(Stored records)
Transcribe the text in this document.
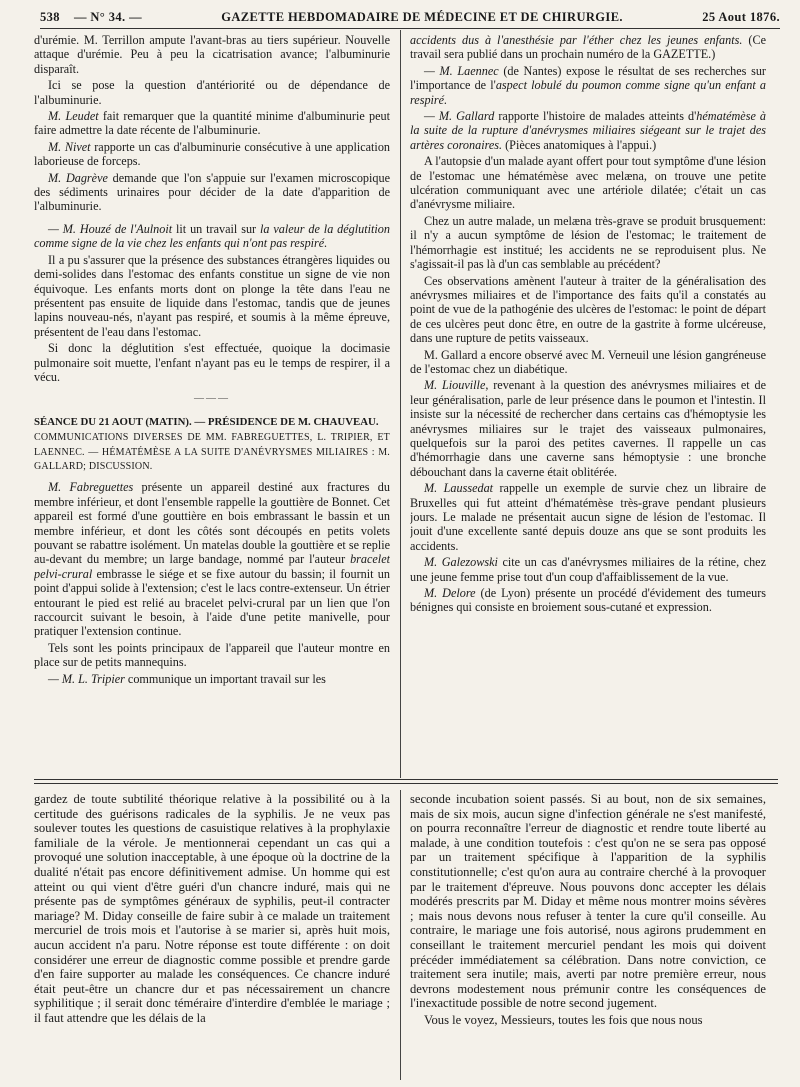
538 — N° 34. —	GAZETTE HEBDOMADAIRE DE MÉDECINE ET DE CHIRURGIE.	25 Aout 1876.

d'urémie. M. Terrillon ampute l'avant-bras au tiers supérieur. Nouvelle attaque d'urémie. Peu à peu la cicatrisation avance; l'albuminurie disparaît.

Ici se pose la question d'antériorité ou de dépendance de l'albuminurie.

M. Leudet fait remarquer que la quantité minime d'albuminurie peut faire admettre la date récente de l'albuminurie.

M. Nivet rapporte un cas d'albuminurie consécutive à une application laborieuse de forceps.

M. Dagrève demande que l'on s'appuie sur l'examen microscopique des sédiments urinaires pour décider de la date d'apparition de l'albuminurie.

— M. Houzé de l'Aulnoit lit un travail sur la valeur de la déglutition comme signe de la vie chez les enfants qui n'ont pas respiré.

Il a pu s'assurer que la présence des substances étrangères liquides ou demi-solides dans l'estomac des enfants constitue un signe de vie non équivoque. Les enfants morts dont on plonge la tête dans l'eau ne présentent pas ensuite de liquide dans l'estomac, tandis que de jeunes lapins nouveau-nés, n'ayant pas respiré, et soumis à la même épreuve, présentent de l'eau dans l'estomac.

Si donc la déglutition s'est effectuée, quoique la docimasie pulmonaire soit muette, l'enfant n'ayant pas eu le temps de respirer, il a vécu.

———

SÉANCE DU 21 AOUT (MATIN). — PRÉSIDENCE DE M. CHAUVEAU.

COMMUNICATIONS DIVERSES DE MM. FABREGUETTES, L. TRIPIER, ET LAENNEC. — HÉMATÉMÈSE A LA SUITE D'ANÉVRYSMES MILIAIRES : M. GALLARD; DISCUSSION.

M. Fabreguettes présente un appareil destiné aux fractures du membre inférieur, et dont l'ensemble rappelle la gouttière de Bonnet. Cet appareil est formé d'une gouttière en bois embrassant le bassin et un membre inférieur, et dont les côtés sont découpés en petits volets pouvant se rabattre isolément. Un matelas double la gouttière et se replie au-devant du membre; un large bandage, nommé par l'auteur bracelet pelvi-crural embrasse le siége et se fixe autour du bassin; il fournit un point d'appui solide à l'extension; c'est le lacs contre-extenseur. Un étrier entourant le pied est relié au bracelet pelvi-crural par un lien que l'on raccourcit suivant le besoin, à l'aide d'une petite manivelle, pour pratiquer l'extension continue.

Tels sont les points principaux de l'appareil que l'auteur montre en place sur de petits mannequins.

— M. L. Tripier communique un important travail sur les

accidents dus à l'anesthésie par l'éther chez les jeunes enfants. (Ce travail sera publié dans un prochain numéro de la GAZETTE.)

— M. Laennec (de Nantes) expose le résultat de ses recherches sur l'importance de l'aspect lobulé du poumon comme signe qu'un enfant a respiré.

— M. Gallard rapporte l'histoire de malades atteints d'hématémèse à la suite de la rupture d'anévrysmes miliaires siégeant sur le trajet des artères coronaires. (Pièces anatomiques à l'appui.)

A l'autopsie d'un malade ayant offert pour tout symptôme d'une lésion de l'estomac une hématémèse avec melæna, on trouve une petite ulcération communiquant avec une artériole dilatée; c'était un cas d'anévrysme miliaire.

Chez un autre malade, un melæna très-grave se produit brusquement: il n'y a aucun symptôme de lésion de l'estomac; le traitement de l'hémorrhagie est institué; les accidents ne se reproduisent plus. Ne s'agissait-il pas là d'un cas semblable au précédent?

Ces observations amènent l'auteur à traiter de la généralisation des anévrysmes miliaires et de l'importance des faits qu'il a constatés au point de vue de la pathogénie des ulcères de l'estomac: le point de départ de ces ulcères peut donc être, en outre de la gastrite à forme ulcéreuse, dans une rupture de petits vaisseaux.

M. Gallard a encore observé avec M. Verneuil une lésion gangréneuse de l'estomac chez un diabétique.

M. Liouville, revenant à la question des anévrysmes miliaires et de leur généralisation, parle de leur présence dans le poumon et l'intestin. Il insiste sur la nécessité de rechercher dans certains cas d'hémoptysie les anévrysmes miliaires sur le trajet des vaisseaux pulmonaires, quelquefois sur la paroi des petites cavernes. Il rappelle un cas d'hémorrhagie dans une caverne sans hémoptysie : une bronche débouchant dans la caverne était oblitérée.

M. Laussedat rappelle un exemple de survie chez un libraire de Bruxelles qui fut atteint d'hématémèse très-grave pendant plusieurs jours. Le malade ne présentait aucun signe de lésion de l'estomac. Il jouit d'une excellente santé depuis douze ans que se sont produits les accidents.

M. Galezowski cite un cas d'anévrysmes miliaires de la rétine, chez une jeune femme prise tout d'un coup d'affaiblissement de la vue.

M. Delore (de Lyon) présente un procédé d'évidement des tumeurs bénignes qui consiste en broiement sous-cutané et expression.

gardez de toute subtilité théorique relative à la possibilité ou à la certitude des guérisons radicales de la syphilis. Je ne veux pas soulever toutes les questions de casuistique relatives à la prophylaxie familiale de la vérole. Je mentionnerai cependant un cas qui a provoqué une solution inacceptable, à une époque où la doctrine de la dualité n'était pas encore définitivement admise. Un homme qui est atteint ou qui vient d'être guéri d'un chancre induré, mais qui ne présente pas de symptômes généraux de syphilis, peut-il contracter mariage? M. Diday conseille de faire subir à ce malade un traitement mercuriel de trois mois et l'autorise à se marier si, après huit mois, aucun accident n'a paru. Notre réponse est toute différente : on doit considérer une erreur de diagnostic comme possible et prendre garde d'en faire supporter au malade les conséquences. Ce chancre induré était peut-être un chancre dur et pas nécessairement un chancre syphilitique ; il serait donc téméraire d'interdire d'emblée le mariage ; il faut attendre que les délais de la

seconde incubation soient passés. Si au bout, non de six semaines, mais de six mois, aucun signe d'infection générale ne s'est manifesté, on pourra reconnaître l'erreur de diagnostic et rendre toute liberté au malade, à une condition toutefois : c'est qu'on ne se sera pas opposé par un traitement spécifique à l'apparition de la syphilis constitutionnelle; c'est qu'on aura au contraire cherché à la provoquer par le traitement d'épreuve. Nous pouvons donc accepter les délais modérés prescrits par M. Diday et même nous montrer moins sévères ; mais nous devons nous refuser à tenter la cure qu'il conseille. Au contraire, le mariage une fois autorisé, nous agirons prudemment en conseillant le traitement mercuriel pendant les mois qui doivent précéder immédiatement sa célébration. Dans notre conviction, ce traitement sera inutile; mais, averti par notre première erreur, nous devrons modestement nous prémunir contre les conséquences de l'inexactitude possible de notre second jugement.

Vous le voyez, Messieurs, toutes les fois que nous nous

-- SET EXERCISE --
Repeat the records above exactly, leaving out the pictures.

-- ANSWER IN FULL --
Transcribe the text in this document.
538 — N° 34. —	GAZETTE HEBDOMADAIRE DE MÉDECINE ET DE CHIRURGIE.	25 Aout 1876.

d'urémie. M. Terrillon ampute l'avant-bras au tiers supérieur. Nouvelle attaque d'urémie. Peu à peu la cicatrisation avance; l'albuminurie disparaît.

Ici se pose la question d'antériorité ou de dépendance de l'albuminurie.

M. Leudet fait remarquer que la quantité minime d'albuminurie peut faire admettre la date récente de l'albuminurie.

M. Nivet rapporte un cas d'albuminurie consécutive à une application laborieuse de forceps.

M. Dagrève demande que l'on s'appuie sur l'examen microscopique des sédiments urinaires pour décider de la date d'apparition de l'albuminurie.

— M. Houzé de l'Aulnoit lit un travail sur la valeur de la déglutition comme signe de la vie chez les enfants qui n'ont pas respiré.

Il a pu s'assurer que la présence des substances étrangères liquides ou demi-solides dans l'estomac des enfants constitue un signe de vie non équivoque. Les enfants morts dont on plonge la tête dans l'eau ne présentent pas ensuite de liquide dans l'estomac, tandis que de jeunes lapins nouveau-nés, n'ayant pas respiré, et soumis à la même épreuve, présentent de l'eau dans l'estomac.

Si donc la déglutition s'est effectuée, quoique la docimasie pulmonaire soit muette, l'enfant n'ayant pas eu le temps de respirer, il a vécu.

———

SÉANCE DU 21 AOUT (MATIN). — PRÉSIDENCE DE M. CHAUVEAU.

COMMUNICATIONS DIVERSES DE MM. FABREGUETTES, L. TRIPIER, ET LAENNEC. — HÉMATÉMÈSE A LA SUITE D'ANÉVRYSMES MILIAIRES : M. GALLARD; DISCUSSION.

M. Fabreguettes présente un appareil destiné aux fractures du membre inférieur, et dont l'ensemble rappelle la gouttière de Bonnet. Cet appareil est formé d'une gouttière en bois embrassant le bassin et un membre inférieur, et dont les côtés sont découpés en petits volets pouvant se rabattre isolément. Un matelas double la gouttière et se replie au-devant du membre; un large bandage, nommé par l'auteur bracelet pelvi-crural embrasse le siége et se fixe autour du bassin; il fournit un point d'appui solide à l'extension; c'est le lacs contre-extenseur. Un étrier entourant le pied est relié au bracelet pelvi-crural par un lien que l'on raccourcit suivant le besoin, à l'aide d'une petite manivelle, pour pratiquer l'extension continue.

Tels sont les points principaux de l'appareil que l'auteur montre en place sur de petits mannequins.

— M. L. Tripier communique un important travail sur les

accidents dus à l'anesthésie par l'éther chez les jeunes enfants. (Ce travail sera publié dans un prochain numéro de la GAZETTE.)

— M. Laennec (de Nantes) expose le résultat de ses recherches sur l'importance de l'aspect lobulé du poumon comme signe qu'un enfant a respiré.

— M. Gallard rapporte l'histoire de malades atteints d'hématémèse à la suite de la rupture d'anévrysmes miliaires siégeant sur le trajet des artères coronaires. (Pièces anatomiques à l'appui.)

A l'autopsie d'un malade ayant offert pour tout symptôme d'une lésion de l'estomac une hématémèse avec melæna, on trouve une petite ulcération communiquant avec une artériole dilatée; c'était un cas d'anévrysme miliaire.

Chez un autre malade, un melæna très-grave se produit brusquement: il n'y a aucun symptôme de lésion de l'estomac; le traitement de l'hémorrhagie est institué; les accidents ne se reproduisent plus. Ne s'agissait-il pas là d'un cas semblable au précédent?

Ces observations amènent l'auteur à traiter de la généralisation des anévrysmes miliaires et de l'importance des faits qu'il a constatés au point de vue de la pathogénie des ulcères de l'estomac: le point de départ de ces ulcères peut donc être, en outre de la gastrite à forme ulcéreuse, dans une rupture de petits vaisseaux.

M. Gallard a encore observé avec M. Verneuil une lésion gangréneuse de l'estomac chez un diabétique.

M. Liouville, revenant à la question des anévrysmes miliaires et de leur généralisation, parle de leur présence dans le poumon et l'intestin. Il insiste sur la nécessité de rechercher dans certains cas d'hémoptysie les anévrysmes miliaires sur le trajet des vaisseaux pulmonaires, quelquefois sur la paroi des petites cavernes. Il rappelle un cas d'hémorrhagie dans une caverne sans hémoptysie : une bronche débouchant dans la caverne était oblitérée.

M. Laussedat rappelle un exemple de survie chez un libraire de Bruxelles qui fut atteint d'hématémèse très-grave pendant plusieurs jours. Le malade ne présentait aucun signe de lésion de l'estomac. Il jouit d'une excellente santé depuis douze ans que se sont produits les accidents.

M. Galezowski cite un cas d'anévrysmes miliaires de la rétine, chez une jeune femme prise tout d'un coup d'affaiblissement de la vue.

M. Delore (de Lyon) présente un procédé d'évidement des tumeurs bénignes qui consiste en broiement sous-cutané et expression.

gardez de toute subtilité théorique relative à la possibilité ou à la certitude des guérisons radicales de la syphilis. Je ne veux pas soulever toutes les questions de casuistique relatives à la prophylaxie familiale de la vérole. Je mentionnerai cependant un cas qui a provoqué une solution inacceptable, à une époque où la doctrine de la dualité n'était pas encore définitivement admise. Un homme qui est atteint ou qui vient d'être guéri d'un chancre induré, mais qui ne présente pas de symptômes généraux de syphilis, peut-il contracter mariage? M. Diday conseille de faire subir à ce malade un traitement mercuriel de trois mois et l'autorise à se marier si, après huit mois, aucun accident n'a paru. Notre réponse est toute différente : on doit considérer une erreur de diagnostic comme possible et prendre garde d'en faire supporter au malade les conséquences. Ce chancre induré était peut-être un chancre dur et pas nécessairement un chancre syphilitique ; il serait donc téméraire d'interdire d'emblée le mariage ; il faut attendre que les délais de la

seconde incubation soient passés. Si au bout, non de six semaines, mais de six mois, aucun signe d'infection générale ne s'est manifesté, on pourra reconnaître l'erreur de diagnostic et rendre toute liberté au malade, à une condition toutefois : c'est qu'on ne se sera pas opposé par un traitement spécifique à l'apparition de la syphilis constitutionnelle; c'est qu'on aura au contraire cherché à la provoquer par le traitement d'épreuve. Nous pouvons donc accepter les délais modérés prescrits par M. Diday et même nous montrer moins sévères ; mais nous devons nous refuser à tenter la cure qu'il conseille. Au contraire, le mariage une fois autorisé, nous agirons prudemment en conseillant le traitement mercuriel pendant les mois qui doivent précéder immédiatement sa célébration. Dans notre conviction, ce traitement sera inutile; mais, averti par notre première erreur, nous devrons modestement nous prémunir contre les conséquences de l'inexactitude possible de notre second jugement.

Vous le voyez, Messieurs, toutes les fois que nous nous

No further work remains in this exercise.